**** Information supplied ****
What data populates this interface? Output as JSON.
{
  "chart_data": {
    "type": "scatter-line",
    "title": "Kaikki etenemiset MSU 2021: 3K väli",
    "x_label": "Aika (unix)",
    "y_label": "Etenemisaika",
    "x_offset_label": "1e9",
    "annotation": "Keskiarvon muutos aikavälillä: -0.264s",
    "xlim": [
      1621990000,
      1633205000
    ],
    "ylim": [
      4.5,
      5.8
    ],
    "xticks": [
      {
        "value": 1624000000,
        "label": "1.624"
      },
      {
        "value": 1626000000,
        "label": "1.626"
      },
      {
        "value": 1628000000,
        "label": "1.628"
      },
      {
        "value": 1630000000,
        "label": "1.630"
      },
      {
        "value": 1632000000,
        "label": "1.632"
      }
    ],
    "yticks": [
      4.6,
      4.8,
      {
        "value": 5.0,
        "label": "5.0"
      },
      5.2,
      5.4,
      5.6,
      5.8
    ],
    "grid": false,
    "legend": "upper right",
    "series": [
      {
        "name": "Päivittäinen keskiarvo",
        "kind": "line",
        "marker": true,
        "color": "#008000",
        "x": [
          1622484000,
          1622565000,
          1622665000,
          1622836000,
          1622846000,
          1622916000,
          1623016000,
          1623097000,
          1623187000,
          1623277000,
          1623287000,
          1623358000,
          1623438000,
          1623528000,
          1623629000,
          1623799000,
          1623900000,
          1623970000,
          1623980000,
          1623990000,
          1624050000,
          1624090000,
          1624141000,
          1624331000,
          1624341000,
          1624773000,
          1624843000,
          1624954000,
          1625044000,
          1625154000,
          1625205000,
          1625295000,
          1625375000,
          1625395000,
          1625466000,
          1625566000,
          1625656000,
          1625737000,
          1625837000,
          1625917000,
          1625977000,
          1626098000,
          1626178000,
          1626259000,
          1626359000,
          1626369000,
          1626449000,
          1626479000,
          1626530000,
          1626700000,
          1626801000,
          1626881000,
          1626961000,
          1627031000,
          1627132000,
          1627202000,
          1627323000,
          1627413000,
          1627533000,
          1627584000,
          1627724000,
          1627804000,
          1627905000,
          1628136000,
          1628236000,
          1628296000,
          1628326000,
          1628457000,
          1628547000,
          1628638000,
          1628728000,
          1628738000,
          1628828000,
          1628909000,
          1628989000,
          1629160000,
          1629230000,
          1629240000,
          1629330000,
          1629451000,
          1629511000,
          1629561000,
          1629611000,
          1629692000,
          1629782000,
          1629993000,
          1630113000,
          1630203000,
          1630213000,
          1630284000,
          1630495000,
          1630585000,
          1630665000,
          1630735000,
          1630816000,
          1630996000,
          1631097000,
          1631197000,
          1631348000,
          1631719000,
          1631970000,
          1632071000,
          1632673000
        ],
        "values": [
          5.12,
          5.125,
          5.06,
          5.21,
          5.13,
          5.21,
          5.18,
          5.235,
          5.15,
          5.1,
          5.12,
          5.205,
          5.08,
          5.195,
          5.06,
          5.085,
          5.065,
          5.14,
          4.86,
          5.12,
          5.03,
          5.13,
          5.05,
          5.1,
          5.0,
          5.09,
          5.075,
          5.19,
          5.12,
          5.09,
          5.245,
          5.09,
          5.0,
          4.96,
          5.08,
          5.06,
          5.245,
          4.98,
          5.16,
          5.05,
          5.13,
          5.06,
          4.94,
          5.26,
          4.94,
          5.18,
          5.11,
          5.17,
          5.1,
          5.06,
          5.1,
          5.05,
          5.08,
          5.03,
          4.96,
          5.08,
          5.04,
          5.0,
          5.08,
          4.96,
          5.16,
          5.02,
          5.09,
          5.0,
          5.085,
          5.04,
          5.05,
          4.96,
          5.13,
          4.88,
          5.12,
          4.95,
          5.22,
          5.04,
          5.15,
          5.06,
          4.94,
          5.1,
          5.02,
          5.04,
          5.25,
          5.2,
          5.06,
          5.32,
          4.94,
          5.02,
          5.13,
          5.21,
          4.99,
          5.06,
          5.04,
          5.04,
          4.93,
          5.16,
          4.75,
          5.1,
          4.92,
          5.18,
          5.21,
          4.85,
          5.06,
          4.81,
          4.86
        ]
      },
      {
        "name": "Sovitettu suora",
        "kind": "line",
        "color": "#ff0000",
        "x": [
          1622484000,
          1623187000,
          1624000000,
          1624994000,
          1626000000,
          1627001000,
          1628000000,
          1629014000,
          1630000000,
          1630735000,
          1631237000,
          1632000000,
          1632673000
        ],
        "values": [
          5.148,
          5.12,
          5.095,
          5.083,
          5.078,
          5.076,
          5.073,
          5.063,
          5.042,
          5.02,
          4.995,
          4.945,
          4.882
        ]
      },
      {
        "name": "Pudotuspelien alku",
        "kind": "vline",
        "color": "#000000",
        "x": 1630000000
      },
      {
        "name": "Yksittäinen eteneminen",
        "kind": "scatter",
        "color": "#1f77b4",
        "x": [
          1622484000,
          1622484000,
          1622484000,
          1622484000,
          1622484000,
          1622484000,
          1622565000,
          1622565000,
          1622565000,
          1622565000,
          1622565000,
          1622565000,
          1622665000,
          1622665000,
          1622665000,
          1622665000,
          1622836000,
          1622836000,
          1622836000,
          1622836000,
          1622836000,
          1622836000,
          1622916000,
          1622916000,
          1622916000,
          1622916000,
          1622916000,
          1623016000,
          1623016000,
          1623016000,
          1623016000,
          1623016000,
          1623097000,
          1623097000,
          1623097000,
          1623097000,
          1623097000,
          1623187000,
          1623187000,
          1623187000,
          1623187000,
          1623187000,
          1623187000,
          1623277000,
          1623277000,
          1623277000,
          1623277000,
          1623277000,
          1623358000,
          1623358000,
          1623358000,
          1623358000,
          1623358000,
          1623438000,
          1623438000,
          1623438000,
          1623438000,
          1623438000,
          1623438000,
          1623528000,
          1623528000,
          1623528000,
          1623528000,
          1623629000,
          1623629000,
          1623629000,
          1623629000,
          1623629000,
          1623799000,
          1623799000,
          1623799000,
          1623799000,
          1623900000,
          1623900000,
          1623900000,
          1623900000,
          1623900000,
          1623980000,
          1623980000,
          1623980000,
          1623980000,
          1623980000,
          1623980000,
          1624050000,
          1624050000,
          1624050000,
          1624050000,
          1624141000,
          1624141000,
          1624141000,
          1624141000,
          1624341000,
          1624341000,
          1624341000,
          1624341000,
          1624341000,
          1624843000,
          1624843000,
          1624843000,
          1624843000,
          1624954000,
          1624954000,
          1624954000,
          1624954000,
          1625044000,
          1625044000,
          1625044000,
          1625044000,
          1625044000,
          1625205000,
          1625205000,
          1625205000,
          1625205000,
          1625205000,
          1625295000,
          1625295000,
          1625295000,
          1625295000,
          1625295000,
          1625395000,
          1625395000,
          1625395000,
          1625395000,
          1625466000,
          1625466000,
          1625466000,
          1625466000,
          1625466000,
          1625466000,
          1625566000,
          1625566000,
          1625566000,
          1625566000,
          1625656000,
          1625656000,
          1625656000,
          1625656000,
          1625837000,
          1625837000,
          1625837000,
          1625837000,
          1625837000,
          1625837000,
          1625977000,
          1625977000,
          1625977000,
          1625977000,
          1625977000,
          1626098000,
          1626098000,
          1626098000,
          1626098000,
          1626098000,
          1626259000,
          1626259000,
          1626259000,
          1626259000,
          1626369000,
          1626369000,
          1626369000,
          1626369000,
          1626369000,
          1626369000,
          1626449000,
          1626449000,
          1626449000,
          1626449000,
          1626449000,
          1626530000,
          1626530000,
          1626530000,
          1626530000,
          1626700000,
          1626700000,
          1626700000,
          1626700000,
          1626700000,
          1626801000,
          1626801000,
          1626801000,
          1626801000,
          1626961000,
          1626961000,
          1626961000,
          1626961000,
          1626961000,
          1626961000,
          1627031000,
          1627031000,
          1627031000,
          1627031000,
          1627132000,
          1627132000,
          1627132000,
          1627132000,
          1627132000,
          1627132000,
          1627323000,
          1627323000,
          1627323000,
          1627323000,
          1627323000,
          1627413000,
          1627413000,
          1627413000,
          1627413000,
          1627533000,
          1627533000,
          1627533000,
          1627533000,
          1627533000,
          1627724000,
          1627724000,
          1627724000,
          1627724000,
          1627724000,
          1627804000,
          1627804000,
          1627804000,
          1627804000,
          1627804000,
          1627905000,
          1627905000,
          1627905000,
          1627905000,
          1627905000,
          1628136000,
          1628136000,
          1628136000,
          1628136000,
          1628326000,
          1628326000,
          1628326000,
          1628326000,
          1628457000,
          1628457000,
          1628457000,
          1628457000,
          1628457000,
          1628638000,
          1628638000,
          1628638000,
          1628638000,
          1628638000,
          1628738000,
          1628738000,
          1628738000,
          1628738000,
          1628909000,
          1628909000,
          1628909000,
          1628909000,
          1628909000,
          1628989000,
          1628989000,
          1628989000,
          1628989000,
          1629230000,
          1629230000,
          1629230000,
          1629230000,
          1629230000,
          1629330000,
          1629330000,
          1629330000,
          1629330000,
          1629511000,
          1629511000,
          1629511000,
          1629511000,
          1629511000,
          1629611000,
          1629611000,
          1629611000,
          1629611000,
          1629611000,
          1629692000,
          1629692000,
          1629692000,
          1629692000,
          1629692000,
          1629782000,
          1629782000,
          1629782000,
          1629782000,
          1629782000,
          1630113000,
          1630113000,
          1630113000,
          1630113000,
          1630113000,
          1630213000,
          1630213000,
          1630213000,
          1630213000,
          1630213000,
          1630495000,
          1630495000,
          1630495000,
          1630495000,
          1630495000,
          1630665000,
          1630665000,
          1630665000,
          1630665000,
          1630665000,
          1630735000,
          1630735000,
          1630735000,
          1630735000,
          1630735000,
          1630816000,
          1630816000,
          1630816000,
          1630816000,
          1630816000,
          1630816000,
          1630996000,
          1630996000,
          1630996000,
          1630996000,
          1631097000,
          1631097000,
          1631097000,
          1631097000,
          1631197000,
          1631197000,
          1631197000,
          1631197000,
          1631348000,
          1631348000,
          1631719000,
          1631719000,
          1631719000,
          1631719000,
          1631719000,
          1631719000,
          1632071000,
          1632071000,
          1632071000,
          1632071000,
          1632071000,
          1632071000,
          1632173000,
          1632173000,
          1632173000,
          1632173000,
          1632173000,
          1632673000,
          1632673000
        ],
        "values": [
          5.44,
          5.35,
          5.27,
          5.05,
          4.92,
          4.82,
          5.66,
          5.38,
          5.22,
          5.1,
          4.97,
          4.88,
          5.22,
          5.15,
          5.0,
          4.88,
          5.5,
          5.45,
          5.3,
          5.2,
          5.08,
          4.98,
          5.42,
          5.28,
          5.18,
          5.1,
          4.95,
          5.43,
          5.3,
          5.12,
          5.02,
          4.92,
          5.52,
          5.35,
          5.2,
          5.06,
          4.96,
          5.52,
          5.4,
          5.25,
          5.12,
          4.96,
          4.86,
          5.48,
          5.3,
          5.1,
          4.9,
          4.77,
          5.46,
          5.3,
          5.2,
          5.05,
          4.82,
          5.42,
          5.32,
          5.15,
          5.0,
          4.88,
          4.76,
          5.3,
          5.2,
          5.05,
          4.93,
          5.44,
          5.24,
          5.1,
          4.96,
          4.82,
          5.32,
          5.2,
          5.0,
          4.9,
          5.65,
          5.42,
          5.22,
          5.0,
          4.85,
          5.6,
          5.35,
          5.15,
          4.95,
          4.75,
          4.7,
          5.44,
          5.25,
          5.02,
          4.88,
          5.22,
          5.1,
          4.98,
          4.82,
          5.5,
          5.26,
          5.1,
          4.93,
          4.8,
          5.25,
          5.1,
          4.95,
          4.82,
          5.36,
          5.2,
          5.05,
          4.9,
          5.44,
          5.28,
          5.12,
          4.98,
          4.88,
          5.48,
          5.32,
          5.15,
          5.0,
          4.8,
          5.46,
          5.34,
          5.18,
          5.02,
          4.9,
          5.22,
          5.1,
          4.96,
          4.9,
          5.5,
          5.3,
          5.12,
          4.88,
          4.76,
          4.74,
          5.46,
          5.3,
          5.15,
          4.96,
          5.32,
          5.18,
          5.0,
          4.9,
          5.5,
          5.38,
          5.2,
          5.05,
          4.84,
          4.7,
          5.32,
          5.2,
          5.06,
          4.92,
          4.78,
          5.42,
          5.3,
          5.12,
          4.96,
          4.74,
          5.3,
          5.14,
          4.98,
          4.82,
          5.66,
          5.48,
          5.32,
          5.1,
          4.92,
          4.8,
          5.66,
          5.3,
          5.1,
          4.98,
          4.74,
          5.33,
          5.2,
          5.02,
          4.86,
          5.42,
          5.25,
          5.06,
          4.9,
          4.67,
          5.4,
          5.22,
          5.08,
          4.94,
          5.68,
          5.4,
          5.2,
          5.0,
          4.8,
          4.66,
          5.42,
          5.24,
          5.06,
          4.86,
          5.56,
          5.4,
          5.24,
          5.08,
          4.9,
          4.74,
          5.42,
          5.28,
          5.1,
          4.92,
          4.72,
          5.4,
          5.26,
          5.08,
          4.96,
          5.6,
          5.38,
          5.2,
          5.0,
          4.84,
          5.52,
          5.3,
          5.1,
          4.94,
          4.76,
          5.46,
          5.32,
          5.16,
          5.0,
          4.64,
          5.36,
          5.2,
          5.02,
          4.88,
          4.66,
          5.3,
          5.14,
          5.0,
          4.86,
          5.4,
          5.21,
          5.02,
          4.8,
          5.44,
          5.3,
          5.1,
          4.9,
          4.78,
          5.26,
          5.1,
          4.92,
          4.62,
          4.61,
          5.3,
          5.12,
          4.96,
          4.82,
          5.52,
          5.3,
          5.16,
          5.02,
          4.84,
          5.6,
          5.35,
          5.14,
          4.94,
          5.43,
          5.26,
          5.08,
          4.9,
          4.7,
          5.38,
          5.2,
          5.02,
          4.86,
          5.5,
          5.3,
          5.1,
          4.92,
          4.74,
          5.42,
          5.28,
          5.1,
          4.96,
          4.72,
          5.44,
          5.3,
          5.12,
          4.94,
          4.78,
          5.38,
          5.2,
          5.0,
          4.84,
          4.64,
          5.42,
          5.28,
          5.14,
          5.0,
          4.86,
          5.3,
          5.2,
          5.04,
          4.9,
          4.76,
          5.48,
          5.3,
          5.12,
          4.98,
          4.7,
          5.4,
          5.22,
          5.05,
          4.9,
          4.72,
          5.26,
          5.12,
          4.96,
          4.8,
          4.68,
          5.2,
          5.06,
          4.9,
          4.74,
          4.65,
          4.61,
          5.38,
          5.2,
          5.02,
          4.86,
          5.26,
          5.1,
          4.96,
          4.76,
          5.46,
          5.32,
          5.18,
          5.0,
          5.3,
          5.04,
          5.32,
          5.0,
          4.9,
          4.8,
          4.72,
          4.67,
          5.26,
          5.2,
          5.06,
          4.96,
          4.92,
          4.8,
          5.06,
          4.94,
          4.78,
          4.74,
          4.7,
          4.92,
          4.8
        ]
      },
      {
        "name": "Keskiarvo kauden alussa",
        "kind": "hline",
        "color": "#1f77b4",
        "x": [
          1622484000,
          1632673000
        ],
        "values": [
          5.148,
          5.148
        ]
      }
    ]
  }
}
****
**Task goal**
Copy each line above that contains the word "kind".

**Answer to the problem**
        "kind": "line",
        "kind": "line",
        "kind": "vline",
        "kind": "scatter",
        "kind": "hline",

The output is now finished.